What the task asks: Output the material beneath this task exactly, images excluded.

** begin Task material **

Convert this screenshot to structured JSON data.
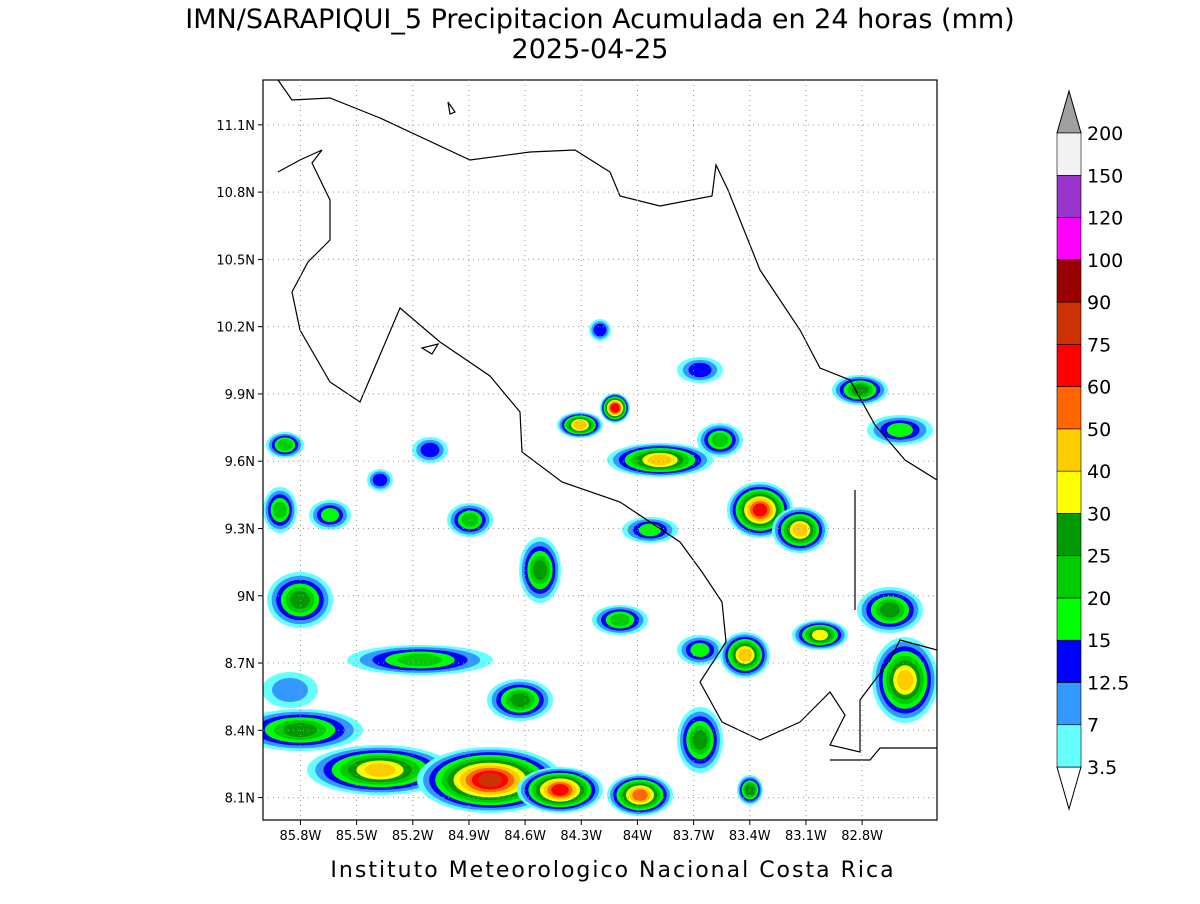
{
  "chart_data": {
    "type": "contour-map",
    "title": "IMN/SARAPIQUI_5 Precipitacion Acumulada en 24 horas (mm)",
    "subtitle": "2025-04-25",
    "footer": "Instituto Meteorologico Nacional Costa Rica",
    "xlim": [
      -86.0,
      -82.4
    ],
    "ylim": [
      8.0,
      11.3
    ],
    "xticks": [
      {
        "value": -85.8,
        "label": "85.8W"
      },
      {
        "value": -85.5,
        "label": "85.5W"
      },
      {
        "value": -85.2,
        "label": "85.2W"
      },
      {
        "value": -84.9,
        "label": "84.9W"
      },
      {
        "value": -84.6,
        "label": "84.6W"
      },
      {
        "value": -84.3,
        "label": "84.3W"
      },
      {
        "value": -84.0,
        "label": "84W"
      },
      {
        "value": -83.7,
        "label": "83.7W"
      },
      {
        "value": -83.4,
        "label": "83.4W"
      },
      {
        "value": -83.1,
        "label": "83.1W"
      },
      {
        "value": -82.8,
        "label": "82.8W"
      }
    ],
    "yticks": [
      {
        "value": 8.1,
        "label": "8.1N"
      },
      {
        "value": 8.4,
        "label": "8.4N"
      },
      {
        "value": 8.7,
        "label": "8.7N"
      },
      {
        "value": 9.0,
        "label": "9N"
      },
      {
        "value": 9.3,
        "label": "9.3N"
      },
      {
        "value": 9.6,
        "label": "9.6N"
      },
      {
        "value": 9.9,
        "label": "9.9N"
      },
      {
        "value": 10.2,
        "label": "10.2N"
      },
      {
        "value": 10.5,
        "label": "10.5N"
      },
      {
        "value": 10.8,
        "label": "10.8N"
      },
      {
        "value": 11.1,
        "label": "11.1N"
      }
    ],
    "grid": true,
    "levels": [
      3.5,
      7,
      12.5,
      15,
      20,
      25,
      30,
      40,
      50,
      60,
      75,
      90,
      100,
      120,
      150,
      200
    ],
    "colors": [
      "#ffffff",
      "#66ffff",
      "#3399ff",
      "#0000ff",
      "#00ff00",
      "#00cc00",
      "#009900",
      "#ffff00",
      "#ffcc00",
      "#ff6600",
      "#ff0000",
      "#cc3300",
      "#990000",
      "#ff00ff",
      "#9933cc",
      "#f2f2f2",
      "#a0a0a0"
    ]
  }
}
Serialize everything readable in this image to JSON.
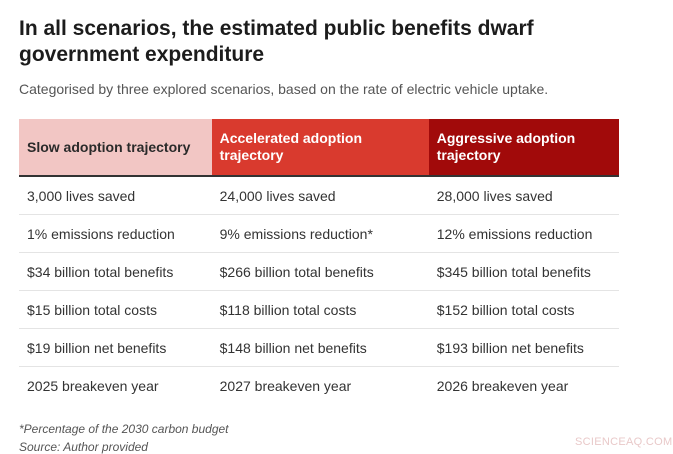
{
  "title": "In all scenarios, the estimated public benefits dwarf government expenditure",
  "subtitle": "Categorised by three explored scenarios, based on the rate of electric vehicle uptake.",
  "footnote": "*Percentage of the 2030 carbon budget",
  "source": "Source: Author provided",
  "watermark": "SCIENCEAQ.COM",
  "colors": {
    "header_slow": "#f2c6c4",
    "header_accelerated": "#d93a2e",
    "header_aggressive": "#a10a0a"
  },
  "chart_data": {
    "type": "table",
    "columns": [
      "Slow adoption trajectory",
      "Accelerated adoption trajectory",
      "Aggressive adoption trajectory"
    ],
    "rows": [
      [
        "3,000 lives saved",
        "24,000 lives saved",
        "28,000 lives saved"
      ],
      [
        "1% emissions reduction",
        "9% emissions reduction*",
        "12% emissions reduction"
      ],
      [
        "$34 billion total benefits",
        "$266 billion total benefits",
        "$345 billion total benefits"
      ],
      [
        "$15 billion total costs",
        "$118 billion total costs",
        "$152 billion total costs"
      ],
      [
        "$19 billion net benefits",
        "$148 billion net benefits",
        "$193 billion net benefits"
      ],
      [
        "2025 breakeven year",
        "2027 breakeven year",
        "2026 breakeven year"
      ]
    ]
  }
}
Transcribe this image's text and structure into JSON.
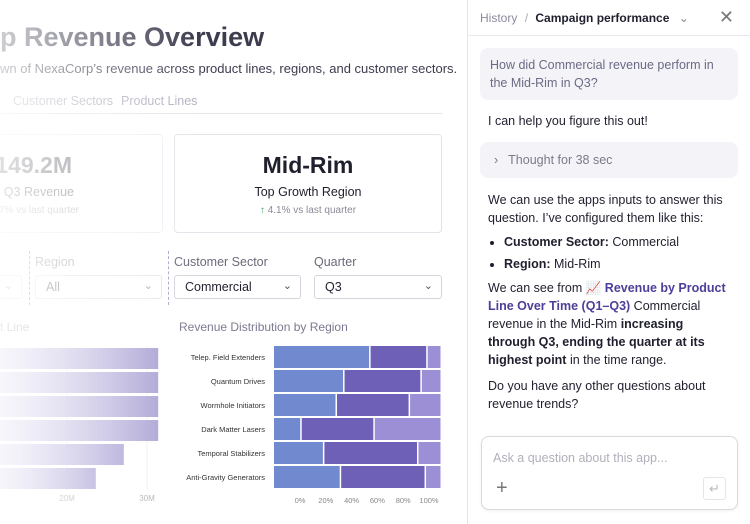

** end Task material **

Solution for this problem:
Convert this screenshot to structured JSON data.
{
  "chart_data": {
    "type": "contour-map",
    "title": "IMN/SARAPIQUI_5 Precipitacion Acumulada en 24 horas (mm)",
    "subtitle": "2025-04-25",
    "footer": "Instituto Meteorologico Nacional Costa Rica",
    "xlim": [
      -86.0,
      -82.4
    ],
    "ylim": [
      8.0,
      11.3
    ],
    "xticks": [
      {
        "value": -85.8,
        "label": "85.8W"
      },
      {
        "value": -85.5,
        "label": "85.5W"
      },
      {
        "value": -85.2,
        "label": "85.2W"
      },
      {
        "value": -84.9,
        "label": "84.9W"
      },
      {
        "value": -84.6,
        "label": "84.6W"
      },
      {
        "value": -84.3,
        "label": "84.3W"
      },
      {
        "value": -84.0,
        "label": "84W"
      },
      {
        "value": -83.7,
        "label": "83.7W"
      },
      {
        "value": -83.4,
        "label": "83.4W"
      },
      {
        "value": -83.1,
        "label": "83.1W"
      },
      {
        "value": -82.8,
        "label": "82.8W"
      }
    ],
    "yticks": [
      {
        "value": 8.1,
        "label": "8.1N"
      },
      {
        "value": 8.4,
        "label": "8.4N"
      },
      {
        "value": 8.7,
        "label": "8.7N"
      },
      {
        "value": 9.0,
        "label": "9N"
      },
      {
        "value": 9.3,
        "label": "9.3N"
      },
      {
        "value": 9.6,
        "label": "9.6N"
      },
      {
        "value": 9.9,
        "label": "9.9N"
      },
      {
        "value": 10.2,
        "label": "10.2N"
      },
      {
        "value": 10.5,
        "label": "10.5N"
      },
      {
        "value": 10.8,
        "label": "10.8N"
      },
      {
        "value": 11.1,
        "label": "11.1N"
      }
    ],
    "grid": true,
    "levels": [
      3.5,
      7,
      12.5,
      15,
      20,
      25,
      30,
      40,
      50,
      60,
      75,
      90,
      100,
      120,
      150,
      200
    ],
    "colors": [
      "#ffffff",
      "#66ffff",
      "#3399ff",
      "#0000ff",
      "#00ff00",
      "#00cc00",
      "#009900",
      "#ffff00",
      "#ffcc00",
      "#ff6600",
      "#ff0000",
      "#cc3300",
      "#990000",
      "#ff00ff",
      "#9933cc",
      "#f2f2f2",
      "#a0a0a0"
    ]
  }
}
Serialize everything readable in this image to JSON.
{
  "title": "In all scenarios, the estimated public benefits dwarf government expenditure",
  "subtitle": "Categorised by three explored scenarios, based on the rate of electric vehicle uptake.",
  "footnote": "*Percentage of the 2030 carbon budget",
  "source": "Source: Author provided",
  "watermark": "SCIENCEAQ.COM",
  "colors": {
    "header_slow": "#f2c6c4",
    "header_accelerated": "#d93a2e",
    "header_aggressive": "#a10a0a"
  },
  "chart_data": {
    "type": "table",
    "columns": [
      "Slow adoption trajectory",
      "Accelerated adoption trajectory",
      "Aggressive adoption trajectory"
    ],
    "rows": [
      [
        "3,000 lives saved",
        "24,000 lives saved",
        "28,000 lives saved"
      ],
      [
        "1% emissions reduction",
        "9% emissions reduction*",
        "12% emissions reduction"
      ],
      [
        "$34 billion total benefits",
        "$266 billion total benefits",
        "$345 billion total benefits"
      ],
      [
        "$15 billion total costs",
        "$118 billion total costs",
        "$152 billion total costs"
      ],
      [
        "$19 billion net benefits",
        "$148 billion net benefits",
        "$193 billion net benefits"
      ],
      [
        "2025 breakeven year",
        "2027 breakeven year",
        "2026 breakeven year"
      ]
    ]
  }
}
Transcribe this image's text and structure into JSON.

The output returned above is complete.